- _SUPPLIED RECORDS_
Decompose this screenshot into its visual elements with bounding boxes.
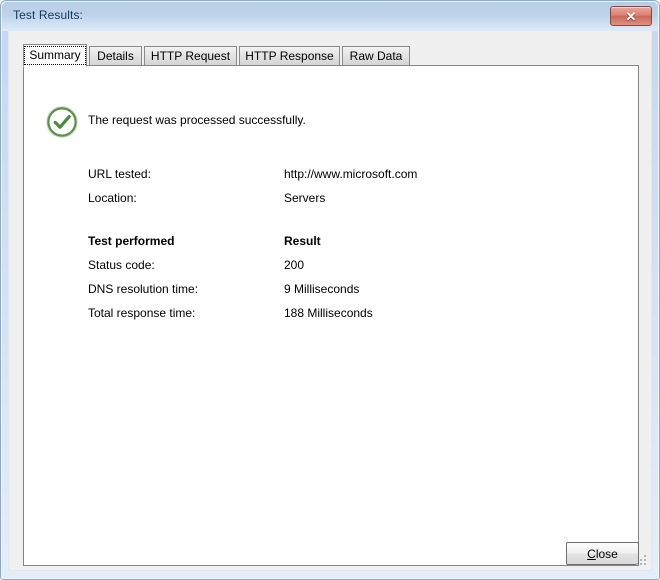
tab-details[interactable]: Details <box>89 46 142 65</box>
close-button[interactable]: Close <box>566 542 639 565</box>
title-bar[interactable]: Test Results: ✕ <box>2 2 658 31</box>
tab-http-response[interactable]: HTTP Response <box>239 46 340 65</box>
results-header-row: Test performed Result <box>88 234 608 258</box>
status-message: The request was processed successfully. <box>88 113 306 127</box>
url-tested-value: http://www.microsoft.com <box>284 167 418 181</box>
window-frame-inner: Test Results: ✕ Summary Details HTTP Req… <box>2 2 658 578</box>
location-value: Servers <box>284 191 326 205</box>
tab-strip: Summary Details HTTP Request HTTP Respon… <box>23 44 643 67</box>
table-row: Status code: 200 <box>88 258 608 282</box>
tab-http-request-label: HTTP Request <box>150 49 231 63</box>
tab-details-label: Details <box>97 49 134 63</box>
total-response-time-value: 188 Milliseconds <box>284 306 373 320</box>
location-label: Location: <box>88 191 137 205</box>
dialog-window: Test Results: ✕ Summary Details HTTP Req… <box>0 0 660 580</box>
table-row: Total response time: 188 Milliseconds <box>88 306 608 330</box>
tab-focus-outline: Summary <box>24 45 86 65</box>
table-spacer <box>88 215 608 234</box>
close-button-accelerator: C <box>587 546 596 561</box>
url-tested-label: URL tested: <box>88 167 151 181</box>
success-check-icon <box>46 106 78 138</box>
close-icon: ✕ <box>625 8 637 24</box>
status-code-value: 200 <box>284 258 305 272</box>
table-row: URL tested: http://www.microsoft.com <box>88 167 608 191</box>
window-title: Test Results: <box>13 8 83 22</box>
table-row: Location: Servers <box>88 191 608 215</box>
status-code-label: Status code: <box>88 258 155 272</box>
close-button-label: Close <box>587 547 618 561</box>
tab-http-request[interactable]: HTTP Request <box>144 46 237 65</box>
tab-summary-label: Summary <box>29 47 81 62</box>
summary-tab-panel: The request was processed successfully. … <box>23 65 639 566</box>
tab-http-response-label: HTTP Response <box>245 49 334 63</box>
close-window-button[interactable]: ✕ <box>610 6 652 26</box>
tab-summary[interactable]: Summary <box>23 44 87 67</box>
tab-raw-data[interactable]: Raw Data <box>342 46 410 65</box>
dialog-body: Summary Details HTTP Request HTTP Respon… <box>8 31 652 571</box>
result-header: Result <box>284 234 321 248</box>
close-button-rest: lose <box>595 546 618 561</box>
summary-details-table: URL tested: http://www.microsoft.com Loc… <box>88 167 608 330</box>
total-response-time-label: Total response time: <box>88 306 196 320</box>
dns-resolution-time-label: DNS resolution time: <box>88 282 199 296</box>
dns-resolution-time-value: 9 Milliseconds <box>284 282 360 296</box>
table-row: DNS resolution time: 9 Milliseconds <box>88 282 608 306</box>
tab-raw-data-label: Raw Data <box>349 49 403 63</box>
test-performed-header: Test performed <box>88 234 175 248</box>
resize-grip[interactable] <box>635 554 648 567</box>
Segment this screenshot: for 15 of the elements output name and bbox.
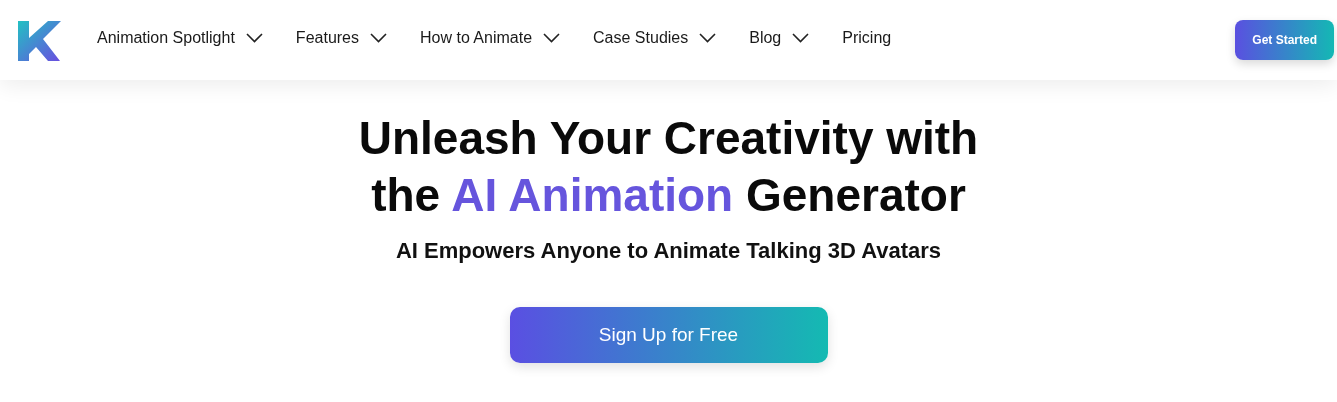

- _EXERCISE REQUIREMENTS_
Copy the records word for word, starting with the line that contains "tab-details[interactable]: Details <box>89" and going on through the line that contains "close-button-accelerator: C <box>587".

- _ANSWER TO THE TASK_
tab-details[interactable]: Details <box>89 46 142 65</box>
close-button[interactable]: Close <box>566 542 639 565</box>
title-bar[interactable]: Test Results: ✕ <box>2 2 658 31</box>
tab-http-response[interactable]: HTTP Response <box>239 46 340 65</box>
results-header-row: Test performed Result <box>88 234 608 258</box>
status-message: The request was processed successfully. <box>88 113 306 127</box>
url-tested-value: http://www.microsoft.com <box>284 167 418 181</box>
window-frame-inner: Test Results: ✕ Summary Details HTTP Req… <box>2 2 658 578</box>
location-value: Servers <box>284 191 326 205</box>
tab-strip: Summary Details HTTP Request HTTP Respon… <box>23 44 643 67</box>
table-row: Status code: 200 <box>88 258 608 282</box>
tab-http-request-label: HTTP Request <box>150 49 231 63</box>
tab-details-label: Details <box>97 49 134 63</box>
total-response-time-value: 188 Milliseconds <box>284 306 373 320</box>
location-label: Location: <box>88 191 137 205</box>
dialog-window: Test Results: ✕ Summary Details HTTP Req… <box>0 0 660 580</box>
table-row: Total response time: 188 Milliseconds <box>88 306 608 330</box>
tab-focus-outline: Summary <box>24 45 86 65</box>
table-spacer <box>88 215 608 234</box>
close-button-accelerator: C <box>587 546 596 561</box>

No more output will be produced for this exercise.